• **The task**:
Copy each line that has the string "Brasil" somewhere in it.

┌─ Input records

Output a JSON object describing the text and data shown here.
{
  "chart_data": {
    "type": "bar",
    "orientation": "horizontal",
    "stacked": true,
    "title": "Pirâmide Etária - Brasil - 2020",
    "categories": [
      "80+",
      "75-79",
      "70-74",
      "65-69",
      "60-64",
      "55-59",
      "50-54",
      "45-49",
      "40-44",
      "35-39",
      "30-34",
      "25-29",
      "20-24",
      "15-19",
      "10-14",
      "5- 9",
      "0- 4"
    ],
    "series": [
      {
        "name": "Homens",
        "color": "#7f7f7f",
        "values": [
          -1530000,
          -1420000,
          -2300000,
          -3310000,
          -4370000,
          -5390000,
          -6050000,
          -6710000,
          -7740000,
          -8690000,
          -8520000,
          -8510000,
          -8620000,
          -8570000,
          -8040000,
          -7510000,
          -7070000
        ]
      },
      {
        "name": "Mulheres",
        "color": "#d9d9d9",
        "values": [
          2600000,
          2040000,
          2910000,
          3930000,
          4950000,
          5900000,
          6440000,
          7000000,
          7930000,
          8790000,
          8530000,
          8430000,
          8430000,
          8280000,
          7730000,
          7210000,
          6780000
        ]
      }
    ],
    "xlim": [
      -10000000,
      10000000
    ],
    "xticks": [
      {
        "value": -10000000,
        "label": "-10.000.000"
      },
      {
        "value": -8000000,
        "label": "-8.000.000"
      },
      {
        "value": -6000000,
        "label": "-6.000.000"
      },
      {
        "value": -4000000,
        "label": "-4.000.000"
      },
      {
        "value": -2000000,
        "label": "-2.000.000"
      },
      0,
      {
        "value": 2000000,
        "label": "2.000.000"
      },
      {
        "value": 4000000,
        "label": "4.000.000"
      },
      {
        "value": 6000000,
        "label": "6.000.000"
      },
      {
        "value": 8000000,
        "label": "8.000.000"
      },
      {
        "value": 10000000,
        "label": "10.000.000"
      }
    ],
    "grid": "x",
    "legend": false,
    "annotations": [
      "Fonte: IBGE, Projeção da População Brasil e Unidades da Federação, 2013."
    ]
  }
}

└─

• **Response below**:
    "title": "Pirâmide Etária - Brasil - 2020",
      "Fonte: IBGE, Projeção da População Brasil e Unidades da Federação, 2013."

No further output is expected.